• [Passage given]:
________________________________________

Alice wants a.victim.org’s IP. She asks the DNS.

So, a.victim.org is 1.2.3.4. Simple enough? Let’s add a wrinkle:

The question, “what is a.victim.org?”, and the answer, “1.2.3.4!”, are
records inside of DNS messages. The DNS —- the whole distributed
database, that is —- is made up entirely of these records. The
records are keyed by name, type, and class, and contain bundles of
data.
A subtlety, which we’ll be returning to —- Alice asks for z.victim.org:

z.victim.org doesn’t exist. Alice doesn’t get a record; she gets an
error packet. There’s a difference.
Moving on. Alice didn’t really ask the DNS anything:

Alice’s stub resolver asks her cache to find out about a.victim.com
from the victim.com authority servers. The stub is her Mac’s built-in
resolver library, which her browser is linked to. The cache is the
nameserver SpeakEasy, her ISP, gave her. The authority is “named”, AKA
BIND, running on ns.victim.com.
2.
Enough remedial DNS. Back to DNSSEC. Mallory can spoof responses to
Alice’s DNS queries. We want to stop her. We use cryptography:

Sign the records (RR’s in the jargon) with a signature based on an RSA
keypair. Stick the public key in the DNS where Alice’s cache can find
it. Her cache gets a public key attached to victim.com and an
“a.victim.com is 1.2.3.4” RR signed under that public key.
If you’re with me so far then, with one important exception, you’ve
got the “service model” for DNSSEC —- meaning, what DNSSEC is trying
to accomplish. Caches can look at records and tell if they’re
valid. Mallory can’t forge records without subverting the keys.

________________________________________

• [Provided material]:
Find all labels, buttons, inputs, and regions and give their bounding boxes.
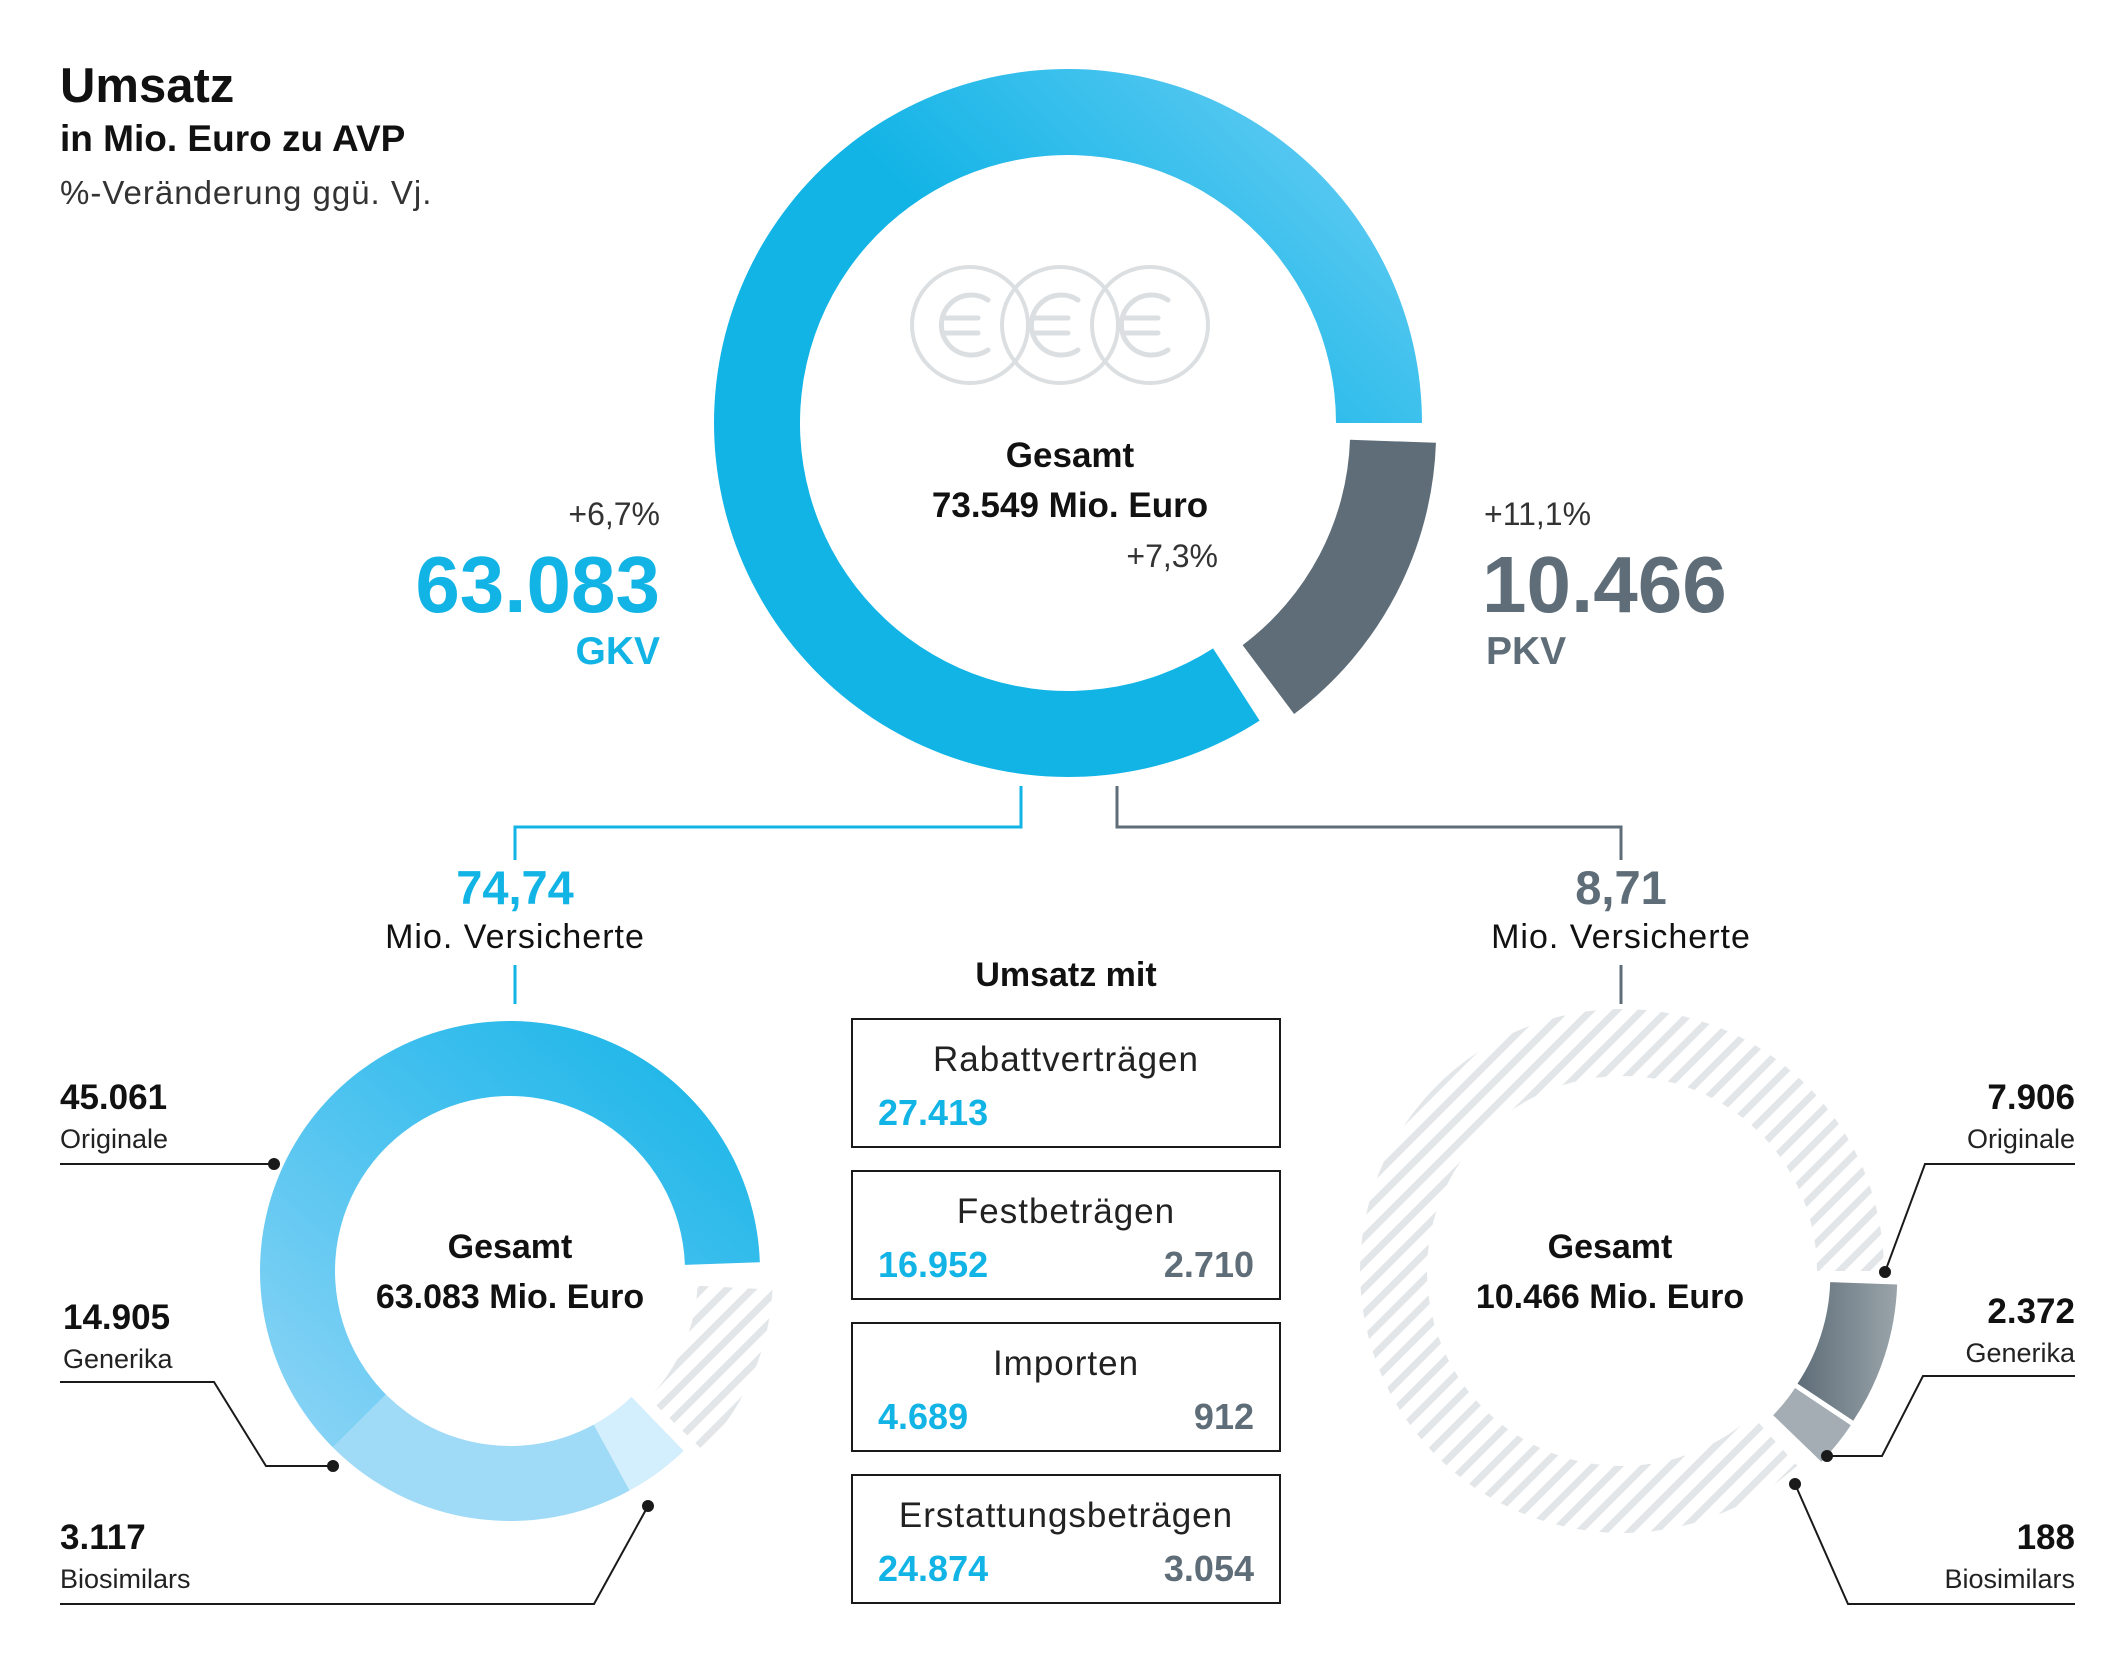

________________________________________

• [Exercises]:
1 – In the DNS passage, what server software is running on ns.victim.com?
2 – Please restate the DNS passage from "Sign the records" through "that public key.", renaming "public key" to "verification key" at each occurrence.

• [The replies]:
1 – "named," also known as BIND.

2 –
Sign the records (RR’s in the jargon) with a signature based on an RSA
keypair. Stick the verification key in the DNS where Alice’s cache can find
it. Her cache gets a verification key attached to victim.com and an
“a.victim.com is 1.2.3.4” RR signed under that verification key.